◆ **Requirement**:
Search the material below for the word "title". Copy every line that has it.

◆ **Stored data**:
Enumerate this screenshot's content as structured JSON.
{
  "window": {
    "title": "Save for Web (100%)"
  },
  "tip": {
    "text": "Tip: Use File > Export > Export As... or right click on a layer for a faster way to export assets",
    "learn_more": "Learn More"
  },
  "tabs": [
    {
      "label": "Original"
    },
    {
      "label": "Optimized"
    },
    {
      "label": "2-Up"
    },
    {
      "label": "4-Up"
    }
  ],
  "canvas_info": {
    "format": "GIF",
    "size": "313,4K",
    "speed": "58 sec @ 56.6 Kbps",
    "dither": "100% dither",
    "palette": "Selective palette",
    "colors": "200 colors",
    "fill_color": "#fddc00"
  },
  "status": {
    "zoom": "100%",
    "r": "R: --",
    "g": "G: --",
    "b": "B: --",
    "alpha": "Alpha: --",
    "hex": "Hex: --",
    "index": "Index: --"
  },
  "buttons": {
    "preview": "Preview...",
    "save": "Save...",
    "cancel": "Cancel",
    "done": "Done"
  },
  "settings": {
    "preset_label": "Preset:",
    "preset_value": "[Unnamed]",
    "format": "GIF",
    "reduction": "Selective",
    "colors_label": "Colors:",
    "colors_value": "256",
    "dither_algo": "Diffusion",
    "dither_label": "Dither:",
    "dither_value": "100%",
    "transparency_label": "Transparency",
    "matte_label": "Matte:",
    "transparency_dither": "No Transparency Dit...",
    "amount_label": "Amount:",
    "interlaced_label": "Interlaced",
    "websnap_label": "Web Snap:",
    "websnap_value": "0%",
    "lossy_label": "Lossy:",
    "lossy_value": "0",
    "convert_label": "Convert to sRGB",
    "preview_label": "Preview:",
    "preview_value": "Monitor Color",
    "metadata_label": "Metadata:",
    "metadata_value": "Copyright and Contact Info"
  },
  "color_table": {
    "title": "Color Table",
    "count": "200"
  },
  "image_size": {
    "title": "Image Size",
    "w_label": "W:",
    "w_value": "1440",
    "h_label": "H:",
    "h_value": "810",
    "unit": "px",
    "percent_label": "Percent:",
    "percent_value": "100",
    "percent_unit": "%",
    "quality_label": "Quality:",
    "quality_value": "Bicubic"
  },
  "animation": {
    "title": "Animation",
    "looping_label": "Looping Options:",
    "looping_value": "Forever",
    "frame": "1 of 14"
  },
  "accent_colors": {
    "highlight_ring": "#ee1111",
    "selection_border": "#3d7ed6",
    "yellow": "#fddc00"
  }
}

◆ **Right answer**:
    "title": "Save for Web (100%)"
    "title": "Color Table",
    "title": "Image Size",
    "title": "Animation",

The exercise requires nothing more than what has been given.